**Task prompt**: Collect all the lines that mention the word "pandemic".

-- START Given records --

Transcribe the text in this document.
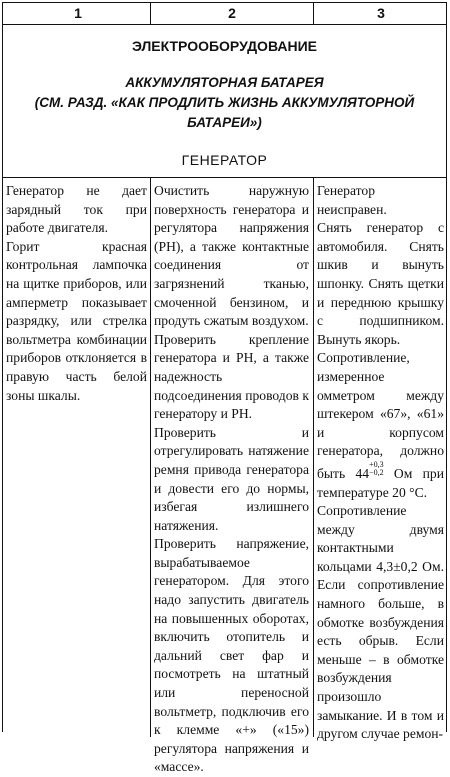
1	2	3
ЭЛЕКТРООБОРУДОВАНИЕ
АККУМУЛЯТОРНАЯ БАТАРЕЯ
(СМ. РАЗД. «КАК ПРОДЛИТЬ ЖИЗНЬ АККУМУЛЯТОРНОЙ
БАТАРЕИ»)
ГЕНЕРАТОР

Генератор не дает зарядный ток при работе двигателя.

Горит красная контрольная лампочка на щитке приборов, или амперметр показывает разрядку, или стрелка вольтметра комбинации приборов отклоняется в правую часть белой зоны шкалы.

Очистить наружную поверхность генератора и регулятора напряжения (РН), а также контактные соединения от загрязнений тканью, смоченной бензином, и продуть сжатым воздухом.

Проверить крепление генератора и РН, а также надежность подсоединения проводов к генератору и РН.

Проверить и отрегулировать натяжение ремня привода генератора и довести его до нормы, избегая излишнего натяжения.

Проверить напряжение, вырабатываемое генератором. Для этого надо запустить двигатель на повышенных оборотах, включить отопитель и дальний свет фар и посмотреть на штатный или переносной вольтметр, подключив его к клемме «+» («15») регулятора напряжения и «массе».

Генератор неисправен.

Снять генератор с автомобиля. Снять шкив и вынуть шпонку. Снять щетки и переднюю крышку с подшипником. Вынуть якорь.

Сопротивление, измеренное омметром между штекером «67», «61» и корпусом генератора, должно быть $44^{+0,3 -0,2}$ Ом при температуре 20 °С.

Сопротивление между двумя контактными кольцами 4,3±0,2 Ом. Если сопротивление намного больше, в обмотке возбуждения есть обрыв. Если меньше – в обмотке возбуждения произошло замыкание. И в том и другом случае ремон-
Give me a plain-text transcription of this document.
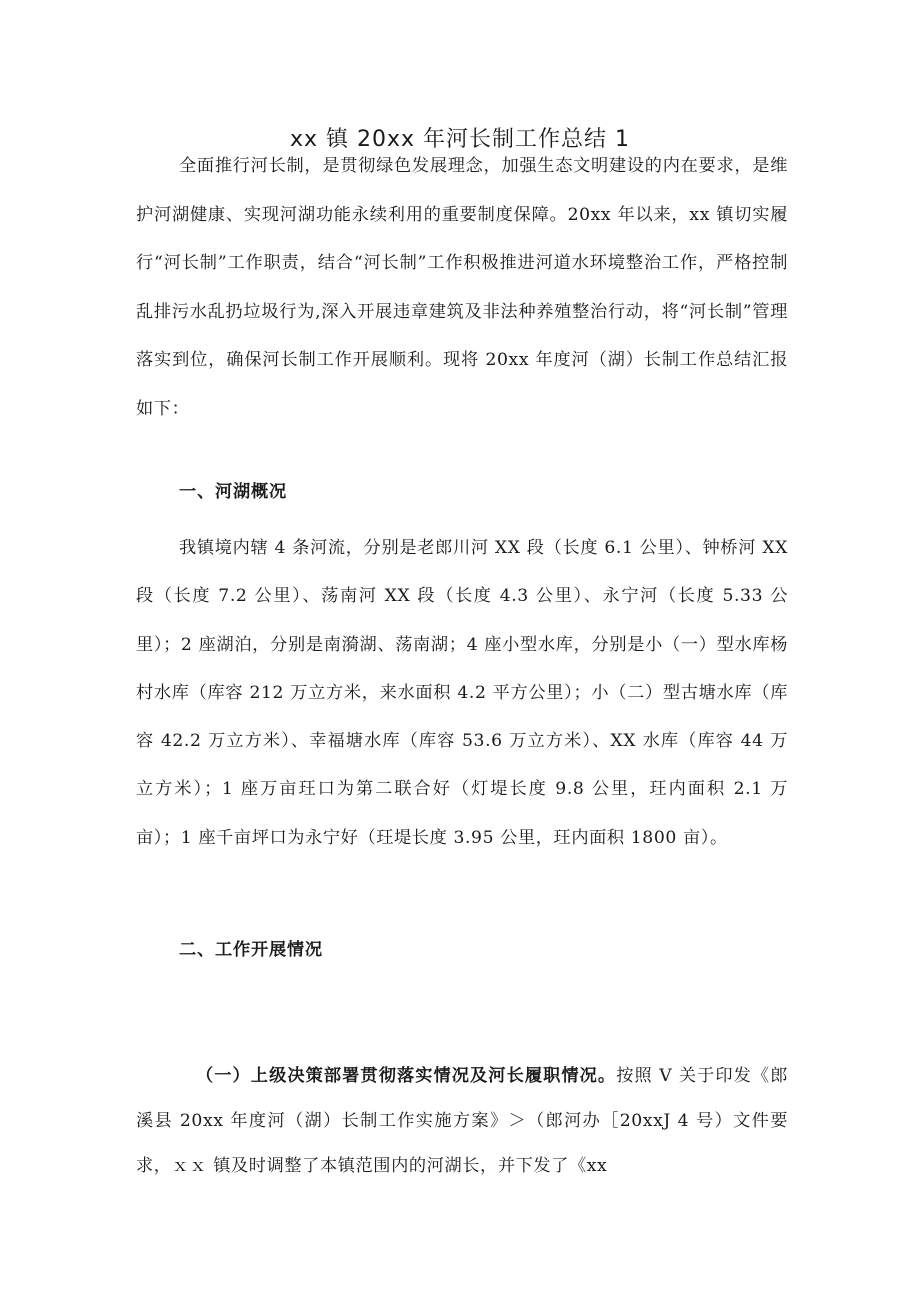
xx 镇 20xx 年河长制工作总结 1

全面推行河长制，是贯彻绿色发展理念，加强生态文明建设的内在要求，是维护河湖健康、实现河湖功能永续利用的重要制度保障。20xx 年以来，xx 镇切实履行“河长制”工作职责，结合“河长制”工作积极推进河道水环境整治工作，严格控制乱排污水乱扔垃圾行为,深入开展违章建筑及非法种养殖整治行动，将“河长制”管理落实到位，确保河长制工作开展顺利。现将 20xx 年度河（湖）长制工作总结汇报如下：

一、河湖概况

我镇境内辖 4 条河流，分别是老郎川河 XX 段（长度 6.1 公里）、钟桥河 XX 段（长度 7.2 公里）、荡南河 XX 段（长度 4.3 公里）、永宁河（长度 5.33 公里）；2 座湖泊，分别是南漪湖、荡南湖；4 座小型水库，分别是小（一）型水库杨村水库（库容 212 万立方米，来水面积 4.2 平方公里）；小（二）型古塘水库（库容 42.2 万立方米）、幸福塘水库（库容 53.6 万立方米）、XX 水库（库容 44 万立方米）；1 座万亩玨口为第二联合好（灯堤长度 9.8 公里，玨内面积 2.1 万亩）；1 座千亩坪口为永宁好（玨堤长度 3.95 公里，玨内面积 1800 亩）。

二、工作开展情况

（一）上级决策部署贯彻落实情况及河长履职情况。按照 V 关于印发《郎溪县 20xx 年度河（湖）长制工作实施方案》＞（郎河办［20xxJ 4 号）文件要求，ｘｘ 镇及时调整了本镇范围内的河湖长，并下发了《xx
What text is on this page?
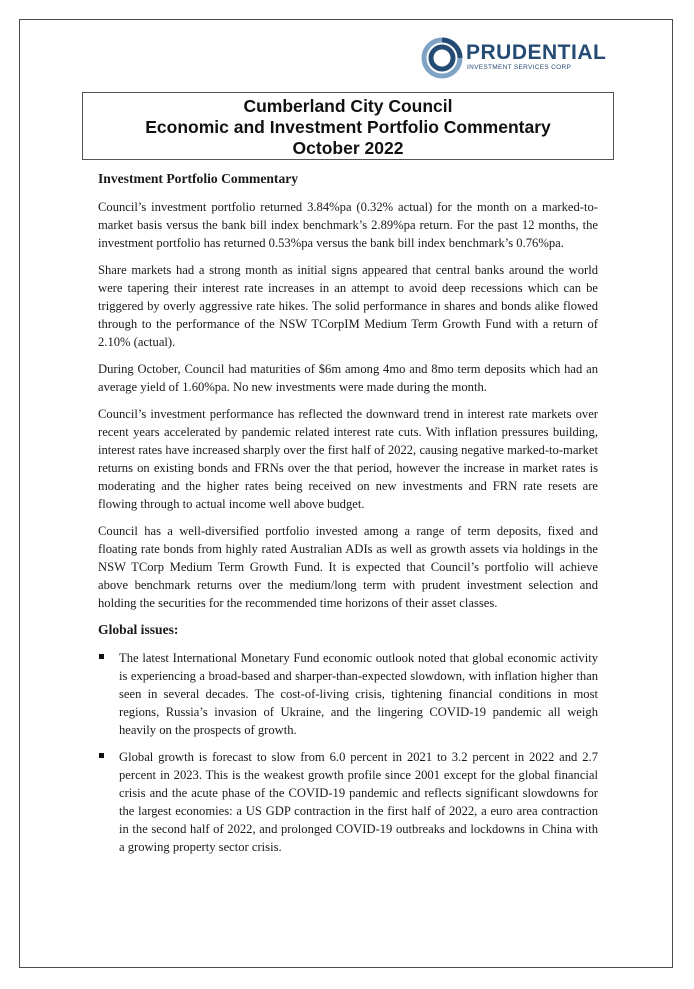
PRUDENTIAL
INVESTMENT SERVICES CORP
Cumberland City Council
Economic and Investment Portfolio Commentary
October 2022
Investment Portfolio Commentary

Council’s investment portfolio returned 3.84%pa (0.32% actual) for the month on a marked-to-market basis versus the bank bill index benchmark’s 2.89%pa return. For the past 12 months, the investment portfolio has returned 0.53%pa versus the bank bill index benchmark’s 0.76%pa.

Share markets had a strong month as initial signs appeared that central banks around the world were tapering their interest rate increases in an attempt to avoid deep recessions which can be triggered by overly aggressive rate hikes. The solid performance in shares and bonds alike flowed through to the performance of the NSW TCorpIM Medium Term Growth Fund with a return of 2.10% (actual).

During October, Council had maturities of $6m among 4mo and 8mo term deposits which had an average yield of 1.60%pa. No new investments were made during the month.

Council’s investment performance has reflected the downward trend in interest rate markets over recent years accelerated by pandemic related interest rate cuts. With inflation pressures building, interest rates have increased sharply over the first half of 2022, causing negative marked-to-market returns on existing bonds and FRNs over the that period, however the increase in market rates is moderating and the higher rates being received on new investments and FRN rate resets are flowing through to actual income well above budget.

Council has a well-diversified portfolio invested among a range of term deposits, fixed and floating rate bonds from highly rated Australian ADIs as well as growth assets via holdings in the NSW TCorp Medium Term Growth Fund. It is expected that Council’s portfolio will achieve above benchmark returns over the medium/long term with prudent investment selection and holding the securities for the recommended time horizons of their asset classes.

Global issues:
The latest International Monetary Fund economic outlook noted that global economic activity is experiencing a broad-based and sharper-than-expected slowdown, with inflation higher than seen in several decades. The cost-of-living crisis, tightening financial conditions in most regions, Russia’s invasion of Ukraine, and the lingering COVID-19 pandemic all weigh heavily on the prospects of growth.
Global growth is forecast to slow from 6.0 percent in 2021 to 3.2 percent in 2022 and 2.7 percent in 2023. This is the weakest growth profile since 2001 except for the global financial crisis and the acute phase of the COVID-19 pandemic and reflects significant slowdowns for the largest economies: a US GDP contraction in the first half of 2022, a euro area contraction in the second half of 2022, and prolonged COVID-19 outbreaks and lockdowns in China with a growing property sector crisis.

-- END Given records --

**The completed task**:
Council’s investment performance has reflected the downward trend in interest rate markets over recent years accelerated by pandemic related interest rate cuts. With inflation pressures building, interest rates have increased sharply over the first half of 2022, causing negative marked-to-market returns on existing bonds and FRNs over the that period, however the increase in market rates is moderating and the higher rates being received on new investments and FRN rate resets are flowing through to actual income well above budget.
The latest International Monetary Fund economic outlook noted that global economic activity is experiencing a broad-based and sharper-than-expected slowdown, with inflation higher than seen in several decades. The cost-of-living crisis, tightening financial conditions in most regions, Russia’s invasion of Ukraine, and the lingering COVID-19 pandemic all weigh heavily on the prospects of growth.
Global growth is forecast to slow from 6.0 percent in 2021 to 3.2 percent in 2022 and 2.7 percent in 2023. This is the weakest growth profile since 2001 except for the global financial crisis and the acute phase of the COVID-19 pandemic and reflects significant slowdowns for the largest economies: a US GDP contraction in the first half of 2022, a euro area contraction in the second half of 2022, and prolonged COVID-19 outbreaks and lockdowns in China with a growing property sector crisis.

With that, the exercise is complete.